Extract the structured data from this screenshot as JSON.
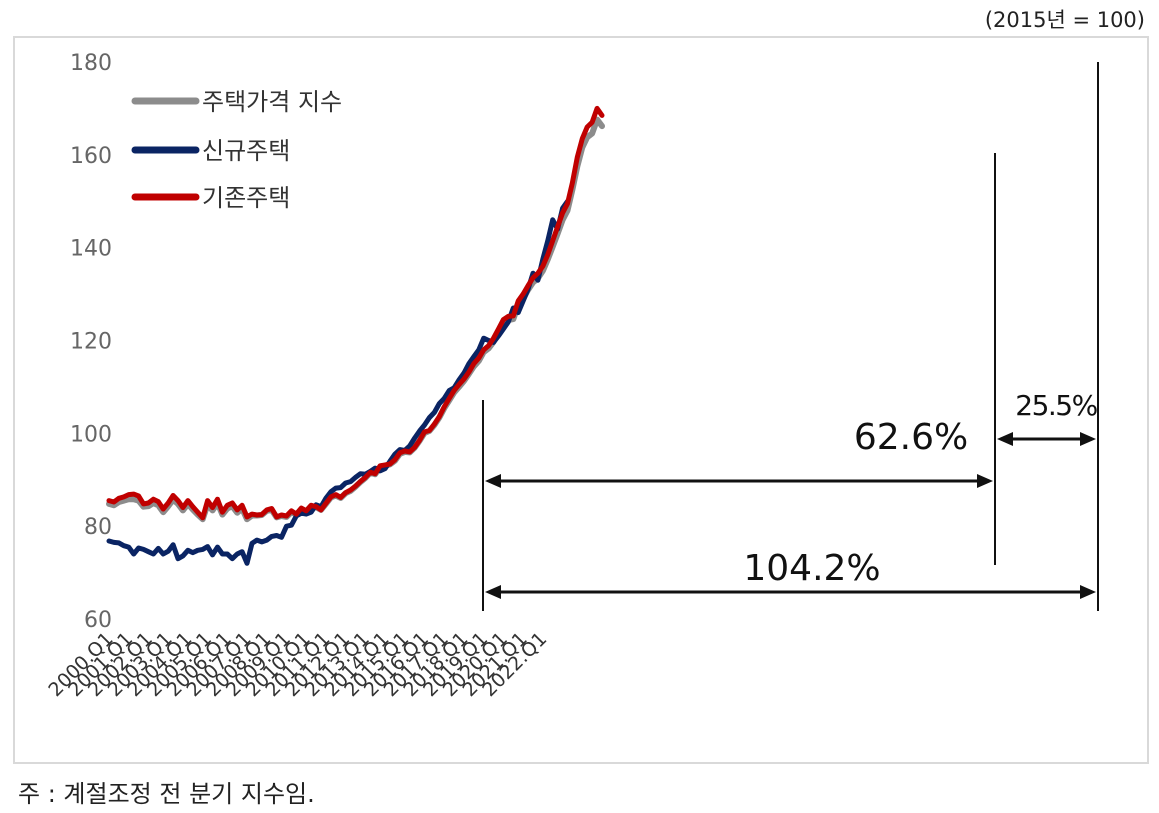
{
  "unit_label": "(2015년 = 100)",
  "note": "주 : 계절조정 전 분기 지수임.",
  "legend": [
    {
      "key": "housing_index",
      "label": "주택가격 지수"
    },
    {
      "key": "new_housing",
      "label": "신규주택"
    },
    {
      "key": "existing_housing",
      "label": "기존주택"
    }
  ],
  "annotations": {
    "span_2008_2022": "104.2%",
    "span_2008_2019": "62.6%",
    "span_2019_2022": "25.5%"
  },
  "colors": {
    "housing_index": "#8c8c8c",
    "new_housing": "#0a2463",
    "existing_housing": "#c00000",
    "axis_text": "#666666",
    "frame": "#d9d9d9"
  },
  "chart_data": {
    "type": "line",
    "title": "",
    "xlabel": "",
    "ylabel": "",
    "ylim": [
      60,
      180
    ],
    "yticks": [
      60,
      80,
      100,
      120,
      140,
      160,
      180
    ],
    "x_tick_labels": [
      "2000.Q1",
      "2001.Q1",
      "2002.Q1",
      "2003.Q1",
      "2004.Q1",
      "2005.Q1",
      "2006.Q1",
      "2007.Q1",
      "2008.Q1",
      "2009.Q1",
      "2010.Q1",
      "2011.Q1",
      "2012.Q1",
      "2013.Q1",
      "2014.Q1",
      "2015.Q1",
      "2016.Q1",
      "2017.Q1",
      "2018.Q1",
      "2019.Q1",
      "2020.Q1",
      "2021.Q1",
      "2022.Q1"
    ],
    "x_start": "2000.Q1",
    "x_end": "2022.Q4",
    "grid": false,
    "legend_position": "top-left",
    "series": [
      {
        "name": "기존주택",
        "key": "existing_housing",
        "values": [
          85.5,
          85.2,
          86.0,
          86.3,
          86.8,
          86.9,
          86.5,
          84.8,
          85.0,
          85.8,
          85.3,
          83.7,
          85.0,
          86.6,
          85.5,
          84.0,
          85.5,
          84.2,
          83.0,
          81.8,
          85.5,
          84.0,
          85.8,
          83.0,
          84.5,
          85.0,
          83.5,
          84.5,
          82.0,
          82.6,
          82.4,
          82.5,
          83.5,
          83.8,
          82.0,
          82.4,
          82.2,
          83.3,
          82.6,
          83.9,
          83.3,
          84.5,
          84.2,
          83.5,
          84.9,
          86.3,
          86.8,
          86.2,
          87.2,
          87.8,
          88.6,
          89.6,
          90.5,
          91.6,
          91.3,
          93.0,
          93.2,
          93.4,
          94.3,
          95.8,
          96.2,
          96.0,
          97.0,
          98.5,
          100.3,
          100.6,
          102.0,
          103.6,
          105.7,
          107.5,
          109.2,
          110.5,
          111.7,
          113.2,
          115.0,
          116.2,
          118.0,
          118.9,
          120.5,
          122.5,
          124.5,
          125.2,
          125.3,
          128.5,
          130.0,
          131.8,
          133.5,
          134.5,
          136.0,
          138.5,
          141.5,
          144.5,
          147.5,
          149.5,
          154.0,
          159.5,
          163.5,
          166.0,
          167.0,
          170.0,
          168.5
        ],
        "start_index": 0
      },
      {
        "name": "신규주택",
        "key": "new_housing",
        "values": [
          76.8,
          76.5,
          76.4,
          75.8,
          75.5,
          74.0,
          75.3,
          75.0,
          74.5,
          74.0,
          75.2,
          74.0,
          74.6,
          76.0,
          73.0,
          73.6,
          74.8,
          74.3,
          74.8,
          75.0,
          75.6,
          73.8,
          75.5,
          74.0,
          74.0,
          73.0,
          74.0,
          74.5,
          72.0,
          76.3,
          77.0,
          76.6,
          77.0,
          77.8,
          78.0,
          77.6,
          80.0,
          80.2,
          82.2,
          82.8,
          82.6,
          83.0,
          84.6,
          84.2,
          86.0,
          87.4,
          88.2,
          88.3,
          89.3,
          89.6,
          90.5,
          91.3,
          91.2,
          91.8,
          92.5,
          91.9,
          92.4,
          94.0,
          95.5,
          96.5,
          96.3,
          97.3,
          99.0,
          100.5,
          101.8,
          103.4,
          104.5,
          106.4,
          107.5,
          109.2,
          109.8,
          111.5,
          113.0,
          115.0,
          116.5,
          118.0,
          120.5,
          120.0,
          119.6,
          121.0,
          122.5,
          124.0,
          127.0,
          126.0,
          128.5,
          131.0,
          134.5,
          133.0,
          137.5,
          141.5,
          146.0,
          144.0,
          148.5,
          150.0
        ],
        "start_index": 0
      },
      {
        "name": "주택가격 지수",
        "key": "housing_index",
        "values": [
          84.8,
          84.5,
          85.2,
          85.5,
          85.8,
          85.8,
          85.5,
          84.2,
          84.3,
          85.0,
          84.5,
          83.0,
          84.3,
          85.7,
          84.8,
          83.4,
          84.8,
          83.6,
          82.5,
          81.5,
          84.7,
          83.4,
          85.0,
          82.5,
          83.8,
          84.3,
          82.9,
          83.8,
          81.5,
          82.3,
          82.3,
          82.4,
          83.3,
          83.5,
          81.9,
          82.2,
          82.0,
          83.0,
          82.5,
          83.7,
          83.2,
          84.3,
          84.1,
          83.5,
          84.8,
          86.2,
          86.6,
          86.1,
          87.1,
          87.6,
          88.5,
          89.5,
          90.4,
          91.5,
          91.2,
          92.8,
          93.0,
          93.3,
          94.1,
          95.6,
          96.0,
          95.9,
          96.9,
          98.4,
          100.1,
          100.5,
          101.8,
          103.4,
          105.4,
          107.1,
          108.8,
          110.0,
          111.3,
          112.8,
          114.4,
          115.6,
          117.5,
          118.3,
          119.7,
          121.8,
          123.6,
          124.4,
          124.6,
          127.6,
          129.0,
          130.9,
          132.5,
          133.4,
          135.0,
          137.5,
          140.2,
          143.0,
          146.0,
          148.0,
          152.5,
          157.5,
          161.6,
          163.8,
          164.6,
          167.6,
          166.2
        ],
        "start_index": 0
      }
    ]
  }
}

*THE TASK*:
Set down all the data again exactly as above, pictures excluded.

*WRITTEN SOLUTION*:
Extract the structured data from this screenshot as JSON.
{
  "unit_label": "(2015년 = 100)",
  "note": "주 : 계절조정 전 분기 지수임.",
  "legend": [
    {
      "key": "housing_index",
      "label": "주택가격 지수"
    },
    {
      "key": "new_housing",
      "label": "신규주택"
    },
    {
      "key": "existing_housing",
      "label": "기존주택"
    }
  ],
  "annotations": {
    "span_2008_2022": "104.2%",
    "span_2008_2019": "62.6%",
    "span_2019_2022": "25.5%"
  },
  "colors": {
    "housing_index": "#8c8c8c",
    "new_housing": "#0a2463",
    "existing_housing": "#c00000",
    "axis_text": "#666666",
    "frame": "#d9d9d9"
  },
  "chart_data": {
    "type": "line",
    "title": "",
    "xlabel": "",
    "ylabel": "",
    "ylim": [
      60,
      180
    ],
    "yticks": [
      60,
      80,
      100,
      120,
      140,
      160,
      180
    ],
    "x_tick_labels": [
      "2000.Q1",
      "2001.Q1",
      "2002.Q1",
      "2003.Q1",
      "2004.Q1",
      "2005.Q1",
      "2006.Q1",
      "2007.Q1",
      "2008.Q1",
      "2009.Q1",
      "2010.Q1",
      "2011.Q1",
      "2012.Q1",
      "2013.Q1",
      "2014.Q1",
      "2015.Q1",
      "2016.Q1",
      "2017.Q1",
      "2018.Q1",
      "2019.Q1",
      "2020.Q1",
      "2021.Q1",
      "2022.Q1"
    ],
    "x_start": "2000.Q1",
    "x_end": "2022.Q4",
    "grid": false,
    "legend_position": "top-left",
    "series": [
      {
        "name": "기존주택",
        "key": "existing_housing",
        "values": [
          85.5,
          85.2,
          86.0,
          86.3,
          86.8,
          86.9,
          86.5,
          84.8,
          85.0,
          85.8,
          85.3,
          83.7,
          85.0,
          86.6,
          85.5,
          84.0,
          85.5,
          84.2,
          83.0,
          81.8,
          85.5,
          84.0,
          85.8,
          83.0,
          84.5,
          85.0,
          83.5,
          84.5,
          82.0,
          82.6,
          82.4,
          82.5,
          83.5,
          83.8,
          82.0,
          82.4,
          82.2,
          83.3,
          82.6,
          83.9,
          83.3,
          84.5,
          84.2,
          83.5,
          84.9,
          86.3,
          86.8,
          86.2,
          87.2,
          87.8,
          88.6,
          89.6,
          90.5,
          91.6,
          91.3,
          93.0,
          93.2,
          93.4,
          94.3,
          95.8,
          96.2,
          96.0,
          97.0,
          98.5,
          100.3,
          100.6,
          102.0,
          103.6,
          105.7,
          107.5,
          109.2,
          110.5,
          111.7,
          113.2,
          115.0,
          116.2,
          118.0,
          118.9,
          120.5,
          122.5,
          124.5,
          125.2,
          125.3,
          128.5,
          130.0,
          131.8,
          133.5,
          134.5,
          136.0,
          138.5,
          141.5,
          144.5,
          147.5,
          149.5,
          154.0,
          159.5,
          163.5,
          166.0,
          167.0,
          170.0,
          168.5
        ],
        "start_index": 0
      },
      {
        "name": "신규주택",
        "key": "new_housing",
        "values": [
          76.8,
          76.5,
          76.4,
          75.8,
          75.5,
          74.0,
          75.3,
          75.0,
          74.5,
          74.0,
          75.2,
          74.0,
          74.6,
          76.0,
          73.0,
          73.6,
          74.8,
          74.3,
          74.8,
          75.0,
          75.6,
          73.8,
          75.5,
          74.0,
          74.0,
          73.0,
          74.0,
          74.5,
          72.0,
          76.3,
          77.0,
          76.6,
          77.0,
          77.8,
          78.0,
          77.6,
          80.0,
          80.2,
          82.2,
          82.8,
          82.6,
          83.0,
          84.6,
          84.2,
          86.0,
          87.4,
          88.2,
          88.3,
          89.3,
          89.6,
          90.5,
          91.3,
          91.2,
          91.8,
          92.5,
          91.9,
          92.4,
          94.0,
          95.5,
          96.5,
          96.3,
          97.3,
          99.0,
          100.5,
          101.8,
          103.4,
          104.5,
          106.4,
          107.5,
          109.2,
          109.8,
          111.5,
          113.0,
          115.0,
          116.5,
          118.0,
          120.5,
          120.0,
          119.6,
          121.0,
          122.5,
          124.0,
          127.0,
          126.0,
          128.5,
          131.0,
          134.5,
          133.0,
          137.5,
          141.5,
          146.0,
          144.0,
          148.5,
          150.0
        ],
        "start_index": 0
      },
      {
        "name": "주택가격 지수",
        "key": "housing_index",
        "values": [
          84.8,
          84.5,
          85.2,
          85.5,
          85.8,
          85.8,
          85.5,
          84.2,
          84.3,
          85.0,
          84.5,
          83.0,
          84.3,
          85.7,
          84.8,
          83.4,
          84.8,
          83.6,
          82.5,
          81.5,
          84.7,
          83.4,
          85.0,
          82.5,
          83.8,
          84.3,
          82.9,
          83.8,
          81.5,
          82.3,
          82.3,
          82.4,
          83.3,
          83.5,
          81.9,
          82.2,
          82.0,
          83.0,
          82.5,
          83.7,
          83.2,
          84.3,
          84.1,
          83.5,
          84.8,
          86.2,
          86.6,
          86.1,
          87.1,
          87.6,
          88.5,
          89.5,
          90.4,
          91.5,
          91.2,
          92.8,
          93.0,
          93.3,
          94.1,
          95.6,
          96.0,
          95.9,
          96.9,
          98.4,
          100.1,
          100.5,
          101.8,
          103.4,
          105.4,
          107.1,
          108.8,
          110.0,
          111.3,
          112.8,
          114.4,
          115.6,
          117.5,
          118.3,
          119.7,
          121.8,
          123.6,
          124.4,
          124.6,
          127.6,
          129.0,
          130.9,
          132.5,
          133.4,
          135.0,
          137.5,
          140.2,
          143.0,
          146.0,
          148.0,
          152.5,
          157.5,
          161.6,
          163.8,
          164.6,
          167.6,
          166.2
        ],
        "start_index": 0
      }
    ]
  }
}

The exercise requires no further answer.